→ REQUIRED WORK
For each line that holds "this", copy the line out.

→ Dataset entries
────

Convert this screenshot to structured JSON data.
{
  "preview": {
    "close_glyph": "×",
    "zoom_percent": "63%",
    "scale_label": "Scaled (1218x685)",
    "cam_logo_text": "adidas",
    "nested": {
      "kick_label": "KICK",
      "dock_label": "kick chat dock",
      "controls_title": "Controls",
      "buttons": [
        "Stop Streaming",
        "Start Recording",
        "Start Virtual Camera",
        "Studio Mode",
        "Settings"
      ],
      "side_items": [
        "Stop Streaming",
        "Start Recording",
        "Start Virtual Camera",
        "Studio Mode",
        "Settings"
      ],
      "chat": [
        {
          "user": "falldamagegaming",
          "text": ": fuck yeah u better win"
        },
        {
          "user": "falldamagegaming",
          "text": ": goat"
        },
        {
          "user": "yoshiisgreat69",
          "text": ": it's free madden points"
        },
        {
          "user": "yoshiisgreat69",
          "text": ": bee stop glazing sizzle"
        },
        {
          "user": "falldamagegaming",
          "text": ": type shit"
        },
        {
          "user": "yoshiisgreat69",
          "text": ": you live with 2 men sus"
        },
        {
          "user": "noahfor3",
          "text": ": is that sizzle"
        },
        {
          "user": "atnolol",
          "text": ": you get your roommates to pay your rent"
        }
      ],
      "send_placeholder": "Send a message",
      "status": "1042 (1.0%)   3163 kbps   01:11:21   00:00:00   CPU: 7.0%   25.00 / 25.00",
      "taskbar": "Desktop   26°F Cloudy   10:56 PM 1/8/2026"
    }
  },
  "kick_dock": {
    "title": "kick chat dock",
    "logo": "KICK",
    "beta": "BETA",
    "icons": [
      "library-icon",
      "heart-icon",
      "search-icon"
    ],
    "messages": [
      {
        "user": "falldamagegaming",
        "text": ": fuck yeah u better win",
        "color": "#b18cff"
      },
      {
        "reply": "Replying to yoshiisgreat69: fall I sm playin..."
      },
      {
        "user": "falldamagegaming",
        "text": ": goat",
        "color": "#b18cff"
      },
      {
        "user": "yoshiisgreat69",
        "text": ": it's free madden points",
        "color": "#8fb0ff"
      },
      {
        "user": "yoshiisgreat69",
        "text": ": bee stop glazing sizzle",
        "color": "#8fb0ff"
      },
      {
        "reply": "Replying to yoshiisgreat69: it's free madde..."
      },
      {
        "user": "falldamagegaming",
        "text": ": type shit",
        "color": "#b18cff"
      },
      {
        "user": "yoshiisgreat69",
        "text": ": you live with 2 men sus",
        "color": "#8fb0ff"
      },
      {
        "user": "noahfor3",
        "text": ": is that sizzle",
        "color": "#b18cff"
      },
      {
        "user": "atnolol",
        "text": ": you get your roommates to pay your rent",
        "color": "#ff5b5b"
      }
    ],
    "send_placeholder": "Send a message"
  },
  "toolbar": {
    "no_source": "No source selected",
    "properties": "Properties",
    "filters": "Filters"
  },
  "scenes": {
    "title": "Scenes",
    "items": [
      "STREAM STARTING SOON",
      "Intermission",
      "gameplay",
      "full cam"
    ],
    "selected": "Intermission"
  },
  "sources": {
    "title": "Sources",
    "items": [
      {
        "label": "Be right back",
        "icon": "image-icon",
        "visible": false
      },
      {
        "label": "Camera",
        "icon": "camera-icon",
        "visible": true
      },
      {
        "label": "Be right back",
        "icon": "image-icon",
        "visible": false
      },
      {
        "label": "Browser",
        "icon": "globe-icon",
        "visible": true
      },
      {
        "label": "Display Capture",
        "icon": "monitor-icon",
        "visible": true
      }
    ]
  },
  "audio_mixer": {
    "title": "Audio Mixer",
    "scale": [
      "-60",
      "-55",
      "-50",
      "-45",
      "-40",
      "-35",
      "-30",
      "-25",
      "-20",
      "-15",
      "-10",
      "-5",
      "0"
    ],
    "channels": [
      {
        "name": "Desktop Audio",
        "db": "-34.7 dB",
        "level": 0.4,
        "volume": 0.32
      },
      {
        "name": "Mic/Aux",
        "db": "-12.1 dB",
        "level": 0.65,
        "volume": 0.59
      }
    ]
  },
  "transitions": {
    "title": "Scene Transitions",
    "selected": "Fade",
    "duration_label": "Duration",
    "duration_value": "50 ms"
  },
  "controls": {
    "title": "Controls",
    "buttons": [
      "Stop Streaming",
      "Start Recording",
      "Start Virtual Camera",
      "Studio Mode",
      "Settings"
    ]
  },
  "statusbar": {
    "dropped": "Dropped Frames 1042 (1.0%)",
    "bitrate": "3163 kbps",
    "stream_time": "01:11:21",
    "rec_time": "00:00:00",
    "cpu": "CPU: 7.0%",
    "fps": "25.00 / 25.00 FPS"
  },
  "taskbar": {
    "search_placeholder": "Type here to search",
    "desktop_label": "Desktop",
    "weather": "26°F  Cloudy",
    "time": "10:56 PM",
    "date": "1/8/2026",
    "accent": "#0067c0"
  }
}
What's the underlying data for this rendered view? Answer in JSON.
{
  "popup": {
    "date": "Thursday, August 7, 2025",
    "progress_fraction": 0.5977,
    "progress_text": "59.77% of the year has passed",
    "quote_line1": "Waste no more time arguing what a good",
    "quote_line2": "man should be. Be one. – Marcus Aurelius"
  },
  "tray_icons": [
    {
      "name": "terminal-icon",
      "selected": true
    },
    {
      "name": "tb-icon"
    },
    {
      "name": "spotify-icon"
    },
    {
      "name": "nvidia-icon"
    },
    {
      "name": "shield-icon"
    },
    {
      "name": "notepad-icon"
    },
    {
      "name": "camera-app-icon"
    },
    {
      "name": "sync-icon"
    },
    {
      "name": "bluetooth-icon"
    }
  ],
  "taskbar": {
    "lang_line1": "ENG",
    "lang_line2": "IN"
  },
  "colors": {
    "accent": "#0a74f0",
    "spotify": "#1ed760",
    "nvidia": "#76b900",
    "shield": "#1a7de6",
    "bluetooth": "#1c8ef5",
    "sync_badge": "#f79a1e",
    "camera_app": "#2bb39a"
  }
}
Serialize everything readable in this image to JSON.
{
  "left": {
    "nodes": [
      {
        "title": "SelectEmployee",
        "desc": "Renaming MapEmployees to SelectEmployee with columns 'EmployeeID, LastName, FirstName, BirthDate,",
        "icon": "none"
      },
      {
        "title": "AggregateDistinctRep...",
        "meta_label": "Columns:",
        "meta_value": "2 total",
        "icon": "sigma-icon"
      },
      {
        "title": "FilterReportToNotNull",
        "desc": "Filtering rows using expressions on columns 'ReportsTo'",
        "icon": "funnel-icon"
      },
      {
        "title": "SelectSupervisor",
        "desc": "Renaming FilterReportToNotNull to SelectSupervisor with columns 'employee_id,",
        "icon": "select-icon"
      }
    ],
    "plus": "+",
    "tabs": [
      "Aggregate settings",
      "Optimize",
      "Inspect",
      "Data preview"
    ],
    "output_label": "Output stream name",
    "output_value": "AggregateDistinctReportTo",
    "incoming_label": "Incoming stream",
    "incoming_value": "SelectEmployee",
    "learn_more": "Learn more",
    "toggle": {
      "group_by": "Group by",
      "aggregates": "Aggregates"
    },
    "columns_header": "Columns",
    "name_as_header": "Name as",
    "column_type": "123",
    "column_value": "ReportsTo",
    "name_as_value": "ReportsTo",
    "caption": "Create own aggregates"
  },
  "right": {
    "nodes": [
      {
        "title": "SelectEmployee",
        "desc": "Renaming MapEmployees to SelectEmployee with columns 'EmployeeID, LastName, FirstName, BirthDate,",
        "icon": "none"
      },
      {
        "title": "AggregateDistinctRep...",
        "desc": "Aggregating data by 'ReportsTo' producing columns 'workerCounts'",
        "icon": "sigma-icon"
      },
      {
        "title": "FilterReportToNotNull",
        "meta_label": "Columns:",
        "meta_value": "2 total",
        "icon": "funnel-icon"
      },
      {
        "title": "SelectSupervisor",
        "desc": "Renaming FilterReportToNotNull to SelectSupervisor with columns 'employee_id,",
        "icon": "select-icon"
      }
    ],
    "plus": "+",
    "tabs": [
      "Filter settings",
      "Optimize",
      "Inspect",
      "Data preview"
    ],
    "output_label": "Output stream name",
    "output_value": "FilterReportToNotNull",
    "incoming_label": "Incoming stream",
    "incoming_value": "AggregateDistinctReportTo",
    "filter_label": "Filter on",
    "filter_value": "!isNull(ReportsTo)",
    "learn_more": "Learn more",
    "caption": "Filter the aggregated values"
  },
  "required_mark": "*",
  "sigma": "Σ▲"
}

────

→ SOLUTION
Convert this screenshot to structured JSON data.
What's the underlying data for this rendered view? Answer in JSON.
Serialize everything readable in this image to JSON.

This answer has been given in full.